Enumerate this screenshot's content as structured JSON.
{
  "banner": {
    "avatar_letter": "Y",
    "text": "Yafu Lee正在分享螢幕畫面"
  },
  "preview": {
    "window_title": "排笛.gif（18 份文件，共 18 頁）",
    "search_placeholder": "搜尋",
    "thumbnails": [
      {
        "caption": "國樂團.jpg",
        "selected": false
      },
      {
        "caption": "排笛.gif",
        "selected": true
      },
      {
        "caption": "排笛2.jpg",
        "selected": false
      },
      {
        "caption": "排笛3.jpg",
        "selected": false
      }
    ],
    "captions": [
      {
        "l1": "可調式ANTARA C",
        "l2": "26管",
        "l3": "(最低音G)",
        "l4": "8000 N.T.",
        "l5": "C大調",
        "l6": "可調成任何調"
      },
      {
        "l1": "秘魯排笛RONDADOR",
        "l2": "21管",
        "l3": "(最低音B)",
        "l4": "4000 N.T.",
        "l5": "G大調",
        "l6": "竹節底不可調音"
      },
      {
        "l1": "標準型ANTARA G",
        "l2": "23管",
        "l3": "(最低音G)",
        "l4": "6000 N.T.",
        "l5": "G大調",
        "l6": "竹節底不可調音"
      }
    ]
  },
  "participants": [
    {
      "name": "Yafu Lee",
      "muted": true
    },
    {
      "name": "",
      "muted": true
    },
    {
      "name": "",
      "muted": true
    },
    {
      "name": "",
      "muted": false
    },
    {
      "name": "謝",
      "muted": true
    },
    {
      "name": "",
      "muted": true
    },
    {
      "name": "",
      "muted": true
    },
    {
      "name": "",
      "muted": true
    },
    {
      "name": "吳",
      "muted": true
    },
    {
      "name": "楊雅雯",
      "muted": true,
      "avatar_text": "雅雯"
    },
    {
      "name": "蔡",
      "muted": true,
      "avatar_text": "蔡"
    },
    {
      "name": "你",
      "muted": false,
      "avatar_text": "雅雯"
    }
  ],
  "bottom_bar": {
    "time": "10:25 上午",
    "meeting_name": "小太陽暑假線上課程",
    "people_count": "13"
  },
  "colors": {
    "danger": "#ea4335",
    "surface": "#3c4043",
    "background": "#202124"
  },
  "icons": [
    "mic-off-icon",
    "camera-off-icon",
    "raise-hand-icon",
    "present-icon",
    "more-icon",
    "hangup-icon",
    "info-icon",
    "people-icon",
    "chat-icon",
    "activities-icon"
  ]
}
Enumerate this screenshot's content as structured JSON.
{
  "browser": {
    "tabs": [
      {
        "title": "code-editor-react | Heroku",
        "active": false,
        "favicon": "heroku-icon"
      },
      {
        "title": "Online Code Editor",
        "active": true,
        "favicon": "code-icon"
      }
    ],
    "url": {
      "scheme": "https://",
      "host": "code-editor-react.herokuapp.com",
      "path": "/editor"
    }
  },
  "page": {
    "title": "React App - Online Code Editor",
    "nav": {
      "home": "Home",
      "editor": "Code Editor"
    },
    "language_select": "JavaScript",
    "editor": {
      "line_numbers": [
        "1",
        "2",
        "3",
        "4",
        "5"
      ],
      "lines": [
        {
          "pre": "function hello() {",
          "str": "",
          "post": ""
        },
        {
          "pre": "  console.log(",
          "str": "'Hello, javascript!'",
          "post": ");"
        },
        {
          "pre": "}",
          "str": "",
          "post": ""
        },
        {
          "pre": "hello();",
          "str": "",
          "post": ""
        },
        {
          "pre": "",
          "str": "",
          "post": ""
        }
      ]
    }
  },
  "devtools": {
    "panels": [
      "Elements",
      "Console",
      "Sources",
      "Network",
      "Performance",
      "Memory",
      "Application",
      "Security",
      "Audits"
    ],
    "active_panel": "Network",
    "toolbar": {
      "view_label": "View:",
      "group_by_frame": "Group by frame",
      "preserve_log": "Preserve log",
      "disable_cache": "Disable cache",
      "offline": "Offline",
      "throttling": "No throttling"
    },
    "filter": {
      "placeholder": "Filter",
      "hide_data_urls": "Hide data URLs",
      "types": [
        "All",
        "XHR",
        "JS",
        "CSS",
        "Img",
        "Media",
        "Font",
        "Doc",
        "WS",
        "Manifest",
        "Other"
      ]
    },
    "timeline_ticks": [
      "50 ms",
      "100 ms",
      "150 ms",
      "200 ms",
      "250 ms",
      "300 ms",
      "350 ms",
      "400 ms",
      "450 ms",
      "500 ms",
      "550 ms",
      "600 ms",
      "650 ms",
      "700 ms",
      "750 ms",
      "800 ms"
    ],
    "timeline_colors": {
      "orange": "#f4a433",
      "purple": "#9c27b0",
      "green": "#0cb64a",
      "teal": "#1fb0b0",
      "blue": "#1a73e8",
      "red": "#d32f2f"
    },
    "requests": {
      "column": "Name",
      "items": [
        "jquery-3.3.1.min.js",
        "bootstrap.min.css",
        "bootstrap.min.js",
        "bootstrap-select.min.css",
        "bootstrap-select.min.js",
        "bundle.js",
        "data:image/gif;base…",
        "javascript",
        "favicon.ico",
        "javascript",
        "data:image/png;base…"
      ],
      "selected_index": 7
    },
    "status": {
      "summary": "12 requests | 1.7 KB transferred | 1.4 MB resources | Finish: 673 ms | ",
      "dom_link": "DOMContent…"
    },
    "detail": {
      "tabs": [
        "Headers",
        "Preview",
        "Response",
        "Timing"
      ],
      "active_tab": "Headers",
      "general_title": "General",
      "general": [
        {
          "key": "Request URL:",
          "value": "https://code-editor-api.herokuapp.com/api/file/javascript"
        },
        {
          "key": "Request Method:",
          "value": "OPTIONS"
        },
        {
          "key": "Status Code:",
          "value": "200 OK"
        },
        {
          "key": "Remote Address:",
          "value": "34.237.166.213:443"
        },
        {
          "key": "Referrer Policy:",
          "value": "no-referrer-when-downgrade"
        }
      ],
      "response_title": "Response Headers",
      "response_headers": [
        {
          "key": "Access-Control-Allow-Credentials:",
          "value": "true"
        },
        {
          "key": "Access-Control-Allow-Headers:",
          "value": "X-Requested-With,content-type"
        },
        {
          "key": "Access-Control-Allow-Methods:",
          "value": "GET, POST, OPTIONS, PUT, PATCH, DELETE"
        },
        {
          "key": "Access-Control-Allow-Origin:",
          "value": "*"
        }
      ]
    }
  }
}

____

_Instructions for the task_.
The records above must be output exactly, in full.

_Solution_.
Enumerate this screenshot's content as structured JSON.
{
  "banner": {
    "avatar_letter": "Y",
    "text": "Yafu Lee正在分享螢幕畫面"
  },
  "preview": {
    "window_title": "排笛.gif（18 份文件，共 18 頁）",
    "search_placeholder": "搜尋",
    "thumbnails": [
      {
        "caption": "國樂團.jpg",
        "selected": false
      },
      {
        "caption": "排笛.gif",
        "selected": true
      },
      {
        "caption": "排笛2.jpg",
        "selected": false
      },
      {
        "caption": "排笛3.jpg",
        "selected": false
      }
    ],
    "captions": [
      {
        "l1": "可調式ANTARA C",
        "l2": "26管",
        "l3": "(最低音G)",
        "l4": "8000 N.T.",
        "l5": "C大調",
        "l6": "可調成任何調"
      },
      {
        "l1": "秘魯排笛RONDADOR",
        "l2": "21管",
        "l3": "(最低音B)",
        "l4": "4000 N.T.",
        "l5": "G大調",
        "l6": "竹節底不可調音"
      },
      {
        "l1": "標準型ANTARA G",
        "l2": "23管",
        "l3": "(最低音G)",
        "l4": "6000 N.T.",
        "l5": "G大調",
        "l6": "竹節底不可調音"
      }
    ]
  },
  "participants": [
    {
      "name": "Yafu Lee",
      "muted": true
    },
    {
      "name": "",
      "muted": true
    },
    {
      "name": "",
      "muted": true
    },
    {
      "name": "",
      "muted": false
    },
    {
      "name": "謝",
      "muted": true
    },
    {
      "name": "",
      "muted": true
    },
    {
      "name": "",
      "muted": true
    },
    {
      "name": "",
      "muted": true
    },
    {
      "name": "吳",
      "muted": true
    },
    {
      "name": "楊雅雯",
      "muted": true,
      "avatar_text": "雅雯"
    },
    {
      "name": "蔡",
      "muted": true,
      "avatar_text": "蔡"
    },
    {
      "name": "你",
      "muted": false,
      "avatar_text": "雅雯"
    }
  ],
  "bottom_bar": {
    "time": "10:25 上午",
    "meeting_name": "小太陽暑假線上課程",
    "people_count": "13"
  },
  "colors": {
    "danger": "#ea4335",
    "surface": "#3c4043",
    "background": "#202124"
  },
  "icons": [
    "mic-off-icon",
    "camera-off-icon",
    "raise-hand-icon",
    "present-icon",
    "more-icon",
    "hangup-icon",
    "info-icon",
    "people-icon",
    "chat-icon",
    "activities-icon"
  ]
}
Enumerate this screenshot's content as structured JSON.
{
  "browser": {
    "tabs": [
      {
        "title": "code-editor-react | Heroku",
        "active": false,
        "favicon": "heroku-icon"
      },
      {
        "title": "Online Code Editor",
        "active": true,
        "favicon": "code-icon"
      }
    ],
    "url": {
      "scheme": "https://",
      "host": "code-editor-react.herokuapp.com",
      "path": "/editor"
    }
  },
  "page": {
    "title": "React App - Online Code Editor",
    "nav": {
      "home": "Home",
      "editor": "Code Editor"
    },
    "language_select": "JavaScript",
    "editor": {
      "line_numbers": [
        "1",
        "2",
        "3",
        "4",
        "5"
      ],
      "lines": [
        {
          "pre": "function hello() {",
          "str": "",
          "post": ""
        },
        {
          "pre": "  console.log(",
          "str": "'Hello, javascript!'",
          "post": ");"
        },
        {
          "pre": "}",
          "str": "",
          "post": ""
        },
        {
          "pre": "hello();",
          "str": "",
          "post": ""
        },
        {
          "pre": "",
          "str": "",
          "post": ""
        }
      ]
    }
  },
  "devtools": {
    "panels": [
      "Elements",
      "Console",
      "Sources",
      "Network",
      "Performance",
      "Memory",
      "Application",
      "Security",
      "Audits"
    ],
    "active_panel": "Network",
    "toolbar": {
      "view_label": "View:",
      "group_by_frame": "Group by frame",
      "preserve_log": "Preserve log",
      "disable_cache": "Disable cache",
      "offline": "Offline",
      "throttling": "No throttling"
    },
    "filter": {
      "placeholder": "Filter",
      "hide_data_urls": "Hide data URLs",
      "types": [
        "All",
        "XHR",
        "JS",
        "CSS",
        "Img",
        "Media",
        "Font",
        "Doc",
        "WS",
        "Manifest",
        "Other"
      ]
    },
    "timeline_ticks": [
      "50 ms",
      "100 ms",
      "150 ms",
      "200 ms",
      "250 ms",
      "300 ms",
      "350 ms",
      "400 ms",
      "450 ms",
      "500 ms",
      "550 ms",
      "600 ms",
      "650 ms",
      "700 ms",
      "750 ms",
      "800 ms"
    ],
    "timeline_colors": {
      "orange": "#f4a433",
      "purple": "#9c27b0",
      "green": "#0cb64a",
      "teal": "#1fb0b0",
      "blue": "#1a73e8",
      "red": "#d32f2f"
    },
    "requests": {
      "column": "Name",
      "items": [
        "jquery-3.3.1.min.js",
        "bootstrap.min.css",
        "bootstrap.min.js",
        "bootstrap-select.min.css",
        "bootstrap-select.min.js",
        "bundle.js",
        "data:image/gif;base…",
        "javascript",
        "favicon.ico",
        "javascript",
        "data:image/png;base…"
      ],
      "selected_index": 7
    },
    "status": {
      "summary": "12 requests | 1.7 KB transferred | 1.4 MB resources | Finish: 673 ms | ",
      "dom_link": "DOMContent…"
    },
    "detail": {
      "tabs": [
        "Headers",
        "Preview",
        "Response",
        "Timing"
      ],
      "active_tab": "Headers",
      "general_title": "General",
      "general": [
        {
          "key": "Request URL:",
          "value": "https://code-editor-api.herokuapp.com/api/file/javascript"
        },
        {
          "key": "Request Method:",
          "value": "OPTIONS"
        },
        {
          "key": "Status Code:",
          "value": "200 OK"
        },
        {
          "key": "Remote Address:",
          "value": "34.237.166.213:443"
        },
        {
          "key": "Referrer Policy:",
          "value": "no-referrer-when-downgrade"
        }
      ],
      "response_title": "Response Headers",
      "response_headers": [
        {
          "key": "Access-Control-Allow-Credentials:",
          "value": "true"
        },
        {
          "key": "Access-Control-Allow-Headers:",
          "value": "X-Requested-With,content-type"
        },
        {
          "key": "Access-Control-Allow-Methods:",
          "value": "GET, POST, OPTIONS, PUT, PATCH, DELETE"
        },
        {
          "key": "Access-Control-Allow-Origin:",
          "value": "*"
        }
      ]
    }
  }
}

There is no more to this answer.